___ Records to use

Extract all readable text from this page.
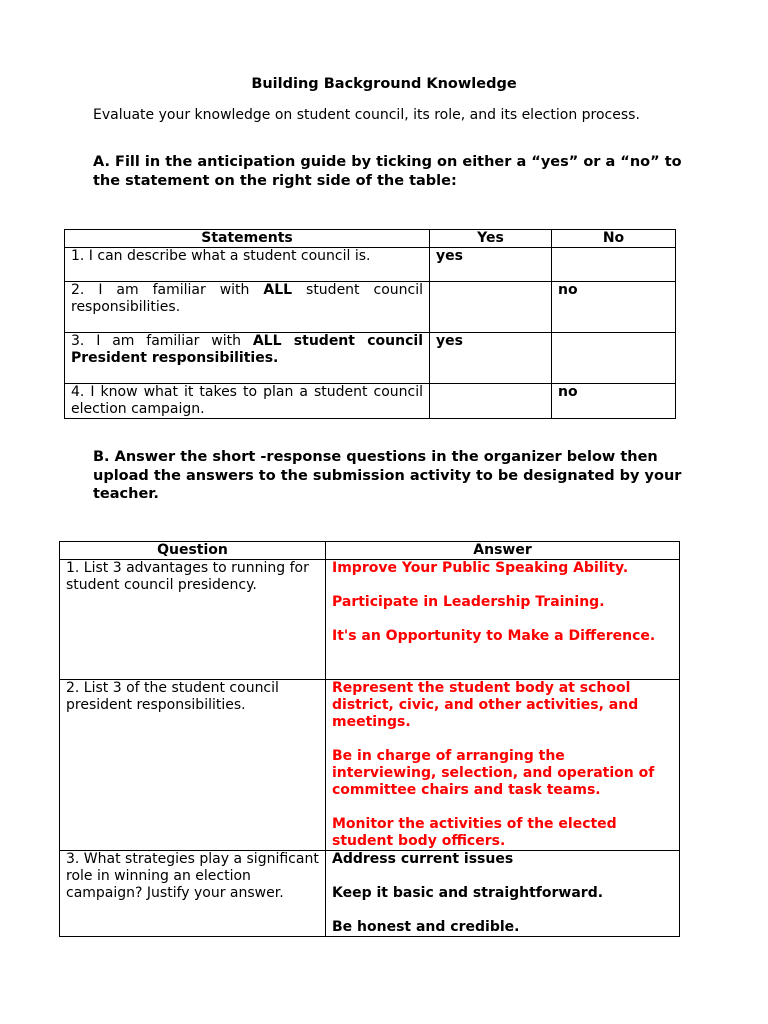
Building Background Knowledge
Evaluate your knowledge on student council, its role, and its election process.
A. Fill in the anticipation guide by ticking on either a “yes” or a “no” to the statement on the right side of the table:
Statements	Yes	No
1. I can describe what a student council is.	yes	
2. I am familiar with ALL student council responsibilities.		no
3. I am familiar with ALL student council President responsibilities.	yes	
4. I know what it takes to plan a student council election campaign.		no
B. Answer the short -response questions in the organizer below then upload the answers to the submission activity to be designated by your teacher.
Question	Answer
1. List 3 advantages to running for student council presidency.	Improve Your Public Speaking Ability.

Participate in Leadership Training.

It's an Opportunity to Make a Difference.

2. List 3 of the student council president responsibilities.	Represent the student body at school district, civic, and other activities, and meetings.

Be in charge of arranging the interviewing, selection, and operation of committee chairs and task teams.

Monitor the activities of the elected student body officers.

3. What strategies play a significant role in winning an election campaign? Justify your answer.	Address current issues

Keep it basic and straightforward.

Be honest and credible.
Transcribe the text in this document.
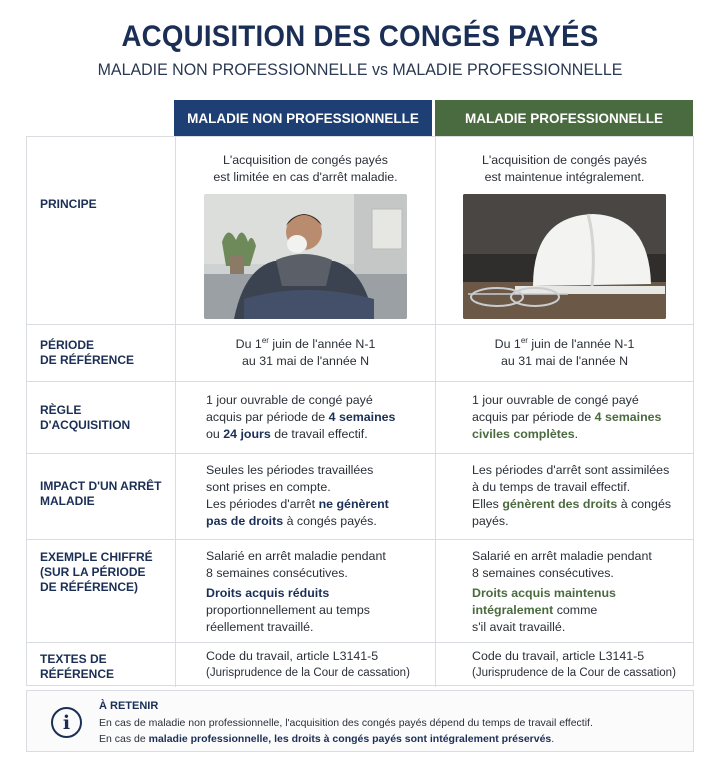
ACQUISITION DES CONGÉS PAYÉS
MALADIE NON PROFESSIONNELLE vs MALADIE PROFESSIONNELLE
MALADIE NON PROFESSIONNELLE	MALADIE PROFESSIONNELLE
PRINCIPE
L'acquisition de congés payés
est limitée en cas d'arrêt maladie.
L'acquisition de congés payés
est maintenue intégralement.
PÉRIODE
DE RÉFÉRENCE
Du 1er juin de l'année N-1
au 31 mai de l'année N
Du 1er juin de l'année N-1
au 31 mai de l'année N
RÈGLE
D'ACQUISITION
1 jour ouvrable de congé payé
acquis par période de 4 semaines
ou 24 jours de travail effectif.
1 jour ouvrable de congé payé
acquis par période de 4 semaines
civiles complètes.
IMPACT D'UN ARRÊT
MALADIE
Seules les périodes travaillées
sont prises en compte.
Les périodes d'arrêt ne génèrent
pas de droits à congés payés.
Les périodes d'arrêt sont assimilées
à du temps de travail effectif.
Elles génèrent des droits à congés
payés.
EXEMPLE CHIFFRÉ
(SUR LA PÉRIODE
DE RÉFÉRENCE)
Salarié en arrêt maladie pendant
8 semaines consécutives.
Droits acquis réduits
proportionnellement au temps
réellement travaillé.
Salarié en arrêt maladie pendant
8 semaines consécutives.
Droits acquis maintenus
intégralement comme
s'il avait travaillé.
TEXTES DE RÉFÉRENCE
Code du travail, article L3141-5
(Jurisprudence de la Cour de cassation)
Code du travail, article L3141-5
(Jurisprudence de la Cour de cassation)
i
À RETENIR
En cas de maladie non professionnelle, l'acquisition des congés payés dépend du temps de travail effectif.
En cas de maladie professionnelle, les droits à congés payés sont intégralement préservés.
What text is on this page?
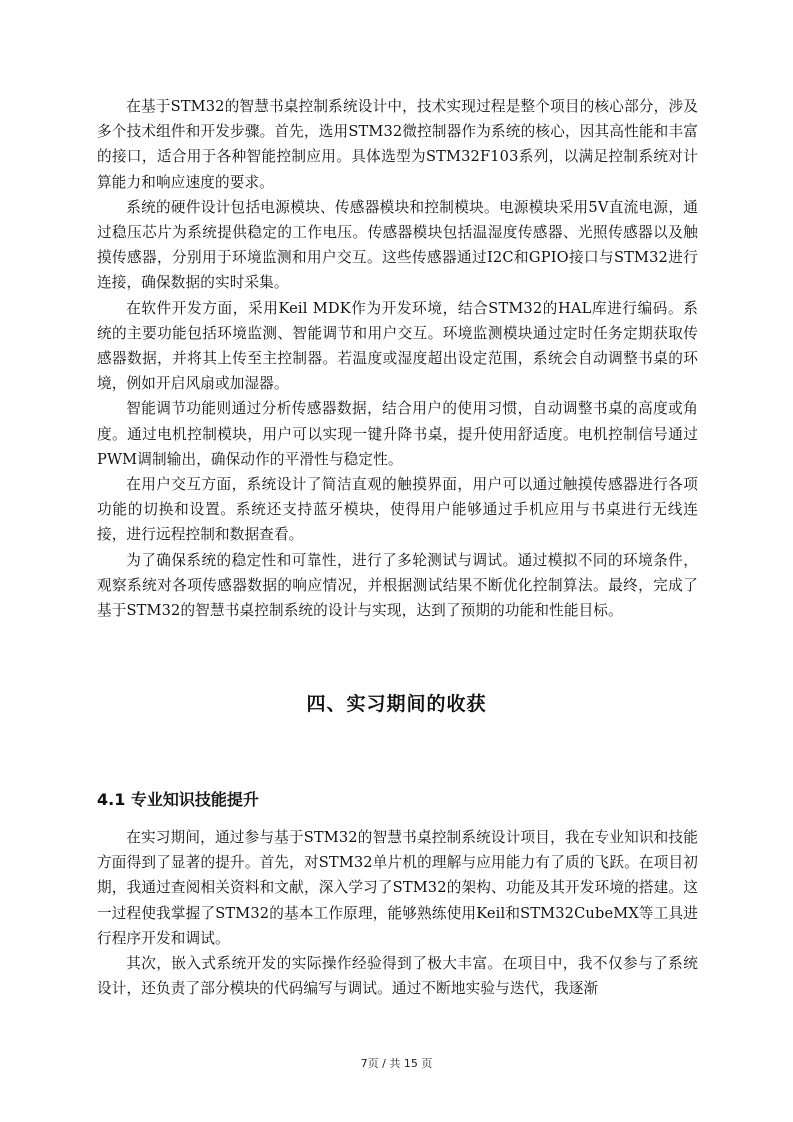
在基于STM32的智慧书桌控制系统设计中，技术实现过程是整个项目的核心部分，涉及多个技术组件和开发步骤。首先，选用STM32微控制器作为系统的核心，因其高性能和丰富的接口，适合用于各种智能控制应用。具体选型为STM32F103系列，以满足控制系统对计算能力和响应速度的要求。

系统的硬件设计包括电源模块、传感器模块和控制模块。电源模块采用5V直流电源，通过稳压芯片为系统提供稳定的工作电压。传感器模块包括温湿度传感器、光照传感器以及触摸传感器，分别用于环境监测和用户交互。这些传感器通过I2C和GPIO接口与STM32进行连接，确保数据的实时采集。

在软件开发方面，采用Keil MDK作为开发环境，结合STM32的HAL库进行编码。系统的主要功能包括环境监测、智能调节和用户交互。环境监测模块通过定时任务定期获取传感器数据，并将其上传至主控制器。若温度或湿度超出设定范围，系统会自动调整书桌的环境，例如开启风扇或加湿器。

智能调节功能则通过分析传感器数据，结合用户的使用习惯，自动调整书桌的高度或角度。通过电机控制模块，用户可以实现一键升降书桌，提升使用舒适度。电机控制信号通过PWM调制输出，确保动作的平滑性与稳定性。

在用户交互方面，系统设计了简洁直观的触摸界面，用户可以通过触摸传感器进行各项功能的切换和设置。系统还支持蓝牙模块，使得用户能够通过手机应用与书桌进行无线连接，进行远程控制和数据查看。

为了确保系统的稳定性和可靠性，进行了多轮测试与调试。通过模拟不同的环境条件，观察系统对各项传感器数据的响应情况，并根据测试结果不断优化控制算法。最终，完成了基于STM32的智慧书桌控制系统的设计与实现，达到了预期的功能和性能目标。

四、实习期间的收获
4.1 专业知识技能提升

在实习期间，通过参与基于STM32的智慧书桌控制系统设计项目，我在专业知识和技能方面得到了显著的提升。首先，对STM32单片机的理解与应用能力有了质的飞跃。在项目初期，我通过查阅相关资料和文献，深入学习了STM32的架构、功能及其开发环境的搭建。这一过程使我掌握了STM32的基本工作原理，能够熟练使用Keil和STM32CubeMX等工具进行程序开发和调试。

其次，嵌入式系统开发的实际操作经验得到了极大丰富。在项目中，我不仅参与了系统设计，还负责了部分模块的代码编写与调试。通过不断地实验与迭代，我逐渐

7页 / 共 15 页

______

Exercise: From the entries above, collect every line with the string "responsibilities" in it.

Expected output:
2. I am familiar with ALL student council responsibilities.		no
3. I am familiar with ALL student council President responsibilities.	yes	
2. List 3 of the student council president responsibilities.	Represent the student body at school district, civic, and other activities, and meetings.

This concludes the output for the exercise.